DO THIS: Would you repeat the listing exactly but omit every picture?

MATERIAL FOR THE TASK:
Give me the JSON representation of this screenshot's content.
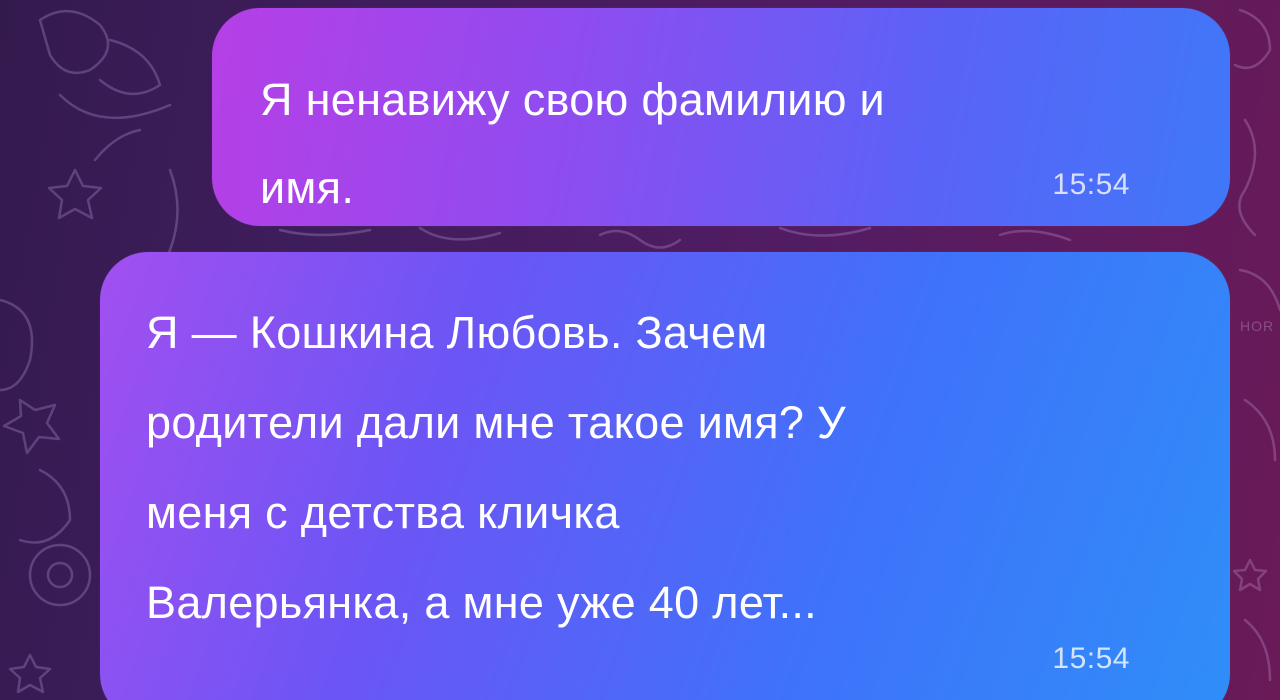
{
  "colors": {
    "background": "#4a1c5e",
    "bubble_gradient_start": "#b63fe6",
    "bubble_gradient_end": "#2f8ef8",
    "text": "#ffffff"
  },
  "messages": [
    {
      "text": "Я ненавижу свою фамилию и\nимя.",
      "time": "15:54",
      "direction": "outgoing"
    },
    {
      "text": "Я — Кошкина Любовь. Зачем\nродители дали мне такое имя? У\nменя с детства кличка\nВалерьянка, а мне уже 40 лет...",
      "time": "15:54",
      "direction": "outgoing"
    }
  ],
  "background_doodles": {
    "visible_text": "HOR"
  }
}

ANSWER TO THE PROBLEM:
Give me the JSON representation of this screenshot's content.
{
  "colors": {
    "background": "#4a1c5e",
    "bubble_gradient_start": "#b63fe6",
    "bubble_gradient_end": "#2f8ef8",
    "text": "#ffffff"
  },
  "messages": [
    {
      "text": "Я ненавижу свою фамилию и\nимя.",
      "time": "15:54",
      "direction": "outgoing"
    },
    {
      "text": "Я — Кошкина Любовь. Зачем\nродители дали мне такое имя? У\nменя с детства кличка\nВалерьянка, а мне уже 40 лет...",
      "time": "15:54",
      "direction": "outgoing"
    }
  ],
  "background_doodles": {
    "visible_text": "HOR"
  }
}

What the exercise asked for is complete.